> _DATASET RECORDS_
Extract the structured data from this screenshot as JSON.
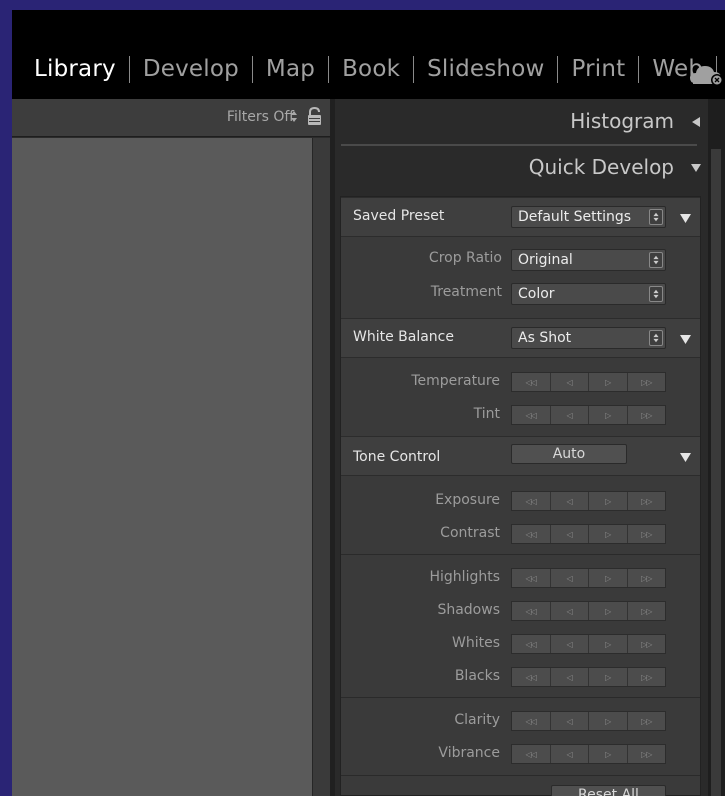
{
  "modules": [
    "Library",
    "Develop",
    "Map",
    "Book",
    "Slideshow",
    "Print",
    "Web"
  ],
  "active_module": "Library",
  "filter_bar": {
    "label": "Filters Off"
  },
  "right_panel": {
    "histogram_title": "Histogram",
    "quick_develop_title": "Quick Develop",
    "saved_preset": {
      "label": "Saved Preset",
      "value": "Default Settings"
    },
    "crop_ratio": {
      "label": "Crop Ratio",
      "value": "Original"
    },
    "treatment": {
      "label": "Treatment",
      "value": "Color"
    },
    "white_balance": {
      "label": "White Balance",
      "value": "As Shot"
    },
    "wb_rows": [
      "Temperature",
      "Tint"
    ],
    "tone_control": {
      "label": "Tone Control",
      "auto_label": "Auto"
    },
    "tone_rows_a": [
      "Exposure",
      "Contrast"
    ],
    "tone_rows_b": [
      "Highlights",
      "Shadows",
      "Whites",
      "Blacks"
    ],
    "tone_rows_c": [
      "Clarity",
      "Vibrance"
    ],
    "reset_label": "Reset All",
    "stepper_glyphs": [
      "◁◁",
      "◁",
      "▷",
      "▷▷"
    ]
  },
  "colors": {
    "frame": "#2a2475",
    "topbar": "#000000",
    "grid_bg": "#5a5a5a",
    "panel_bg": "#3a3a3a"
  }
}
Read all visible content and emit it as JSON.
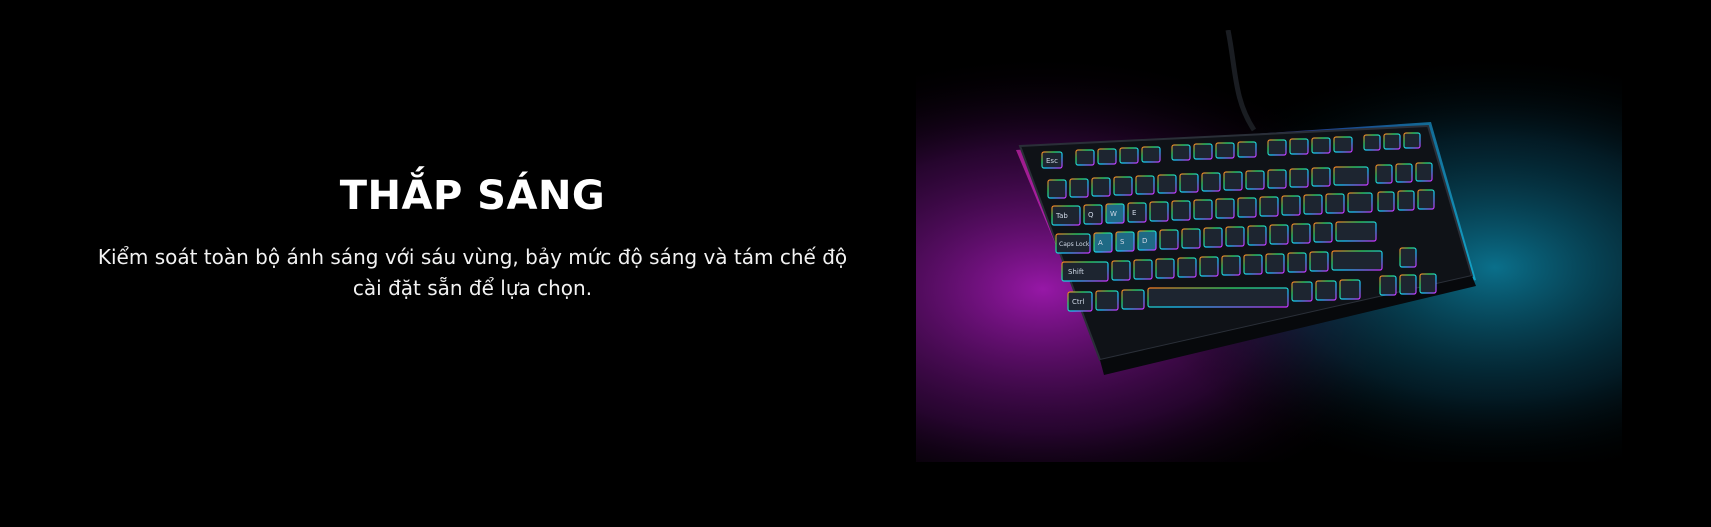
{
  "section": {
    "title": "THẮP SÁNG",
    "description": "Kiểm soát toàn bộ ánh sáng với sáu vùng, bảy mức độ sáng và tám chế độ cài đặt sẵn để lựa chọn."
  },
  "image": {
    "subject": "rgb-tenkeyless-keyboard",
    "key_labels": {
      "esc": "Esc",
      "tab": "Tab",
      "caps": "Caps Lock",
      "shift": "Shift",
      "ctrl": "Ctrl",
      "q": "Q",
      "w": "W",
      "e": "E",
      "a": "A",
      "s": "S",
      "d": "D"
    },
    "colors": {
      "glow_magenta": "#d21ecf",
      "glow_cyan": "#13b8d8",
      "keycap": "#1d2530",
      "case": "#0f1217"
    }
  }
}
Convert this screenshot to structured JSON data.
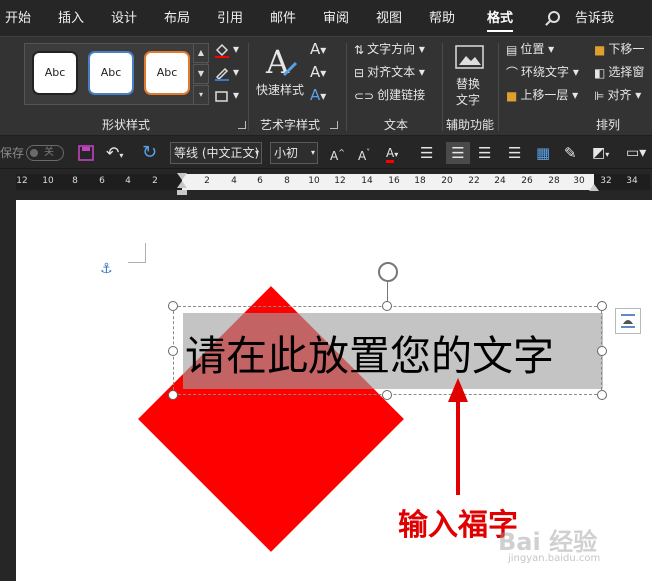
{
  "tabs": {
    "home": "开始",
    "insert": "插入",
    "design": "设计",
    "layout": "布局",
    "references": "引用",
    "mailings": "邮件",
    "review": "审阅",
    "view": "视图",
    "help": "帮助",
    "format": "格式",
    "tell_me": "告诉我"
  },
  "ribbon": {
    "shape_styles": {
      "preset_label": "Abc",
      "group_label": "形状样式"
    },
    "wordart": {
      "quick_styles": "快速样式",
      "group_label": "艺术字样式"
    },
    "text": {
      "direction": "文字方向",
      "align": "对齐文本",
      "link": "创建链接",
      "group_label": "文本"
    },
    "accessibility": {
      "alt_text_line1": "替换",
      "alt_text_line2": "文字",
      "group_label": "辅助功能"
    },
    "arrange": {
      "position": "位置",
      "wrap_text": "环绕文字",
      "bring_forward": "上移一层",
      "send_backward": "下移一",
      "selection_pane": "选择窗",
      "align": "对齐",
      "group_label": "排列"
    }
  },
  "qat": {
    "autosave": "保存",
    "autosave_state": "关",
    "font_name": "等线 (中文正文)",
    "font_size": "小初"
  },
  "ruler": {
    "left_numbers": [
      "12",
      "10",
      "8",
      "6",
      "4",
      "2"
    ],
    "right_numbers": [
      "2",
      "4",
      "6",
      "8",
      "10",
      "12",
      "14",
      "16",
      "18",
      "20",
      "22",
      "24",
      "26",
      "28",
      "30",
      "32",
      "34"
    ]
  },
  "document": {
    "textbox_text": "请在此放置您的文字",
    "annotation": "输入福字",
    "watermark": "Bai 经验",
    "watermark_url": "jingyan.baidu.com"
  },
  "colors": {
    "diamond": "#ff0000",
    "annotation": "#e00000",
    "ribbon_bg": "#333333",
    "tabbar_bg": "#262626"
  }
}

> _WHAT IS REQUIRED_
Find how many lines in the records contain the string "value", then give the number alone.

> _SOLUTION TO THE PROBLEM_
4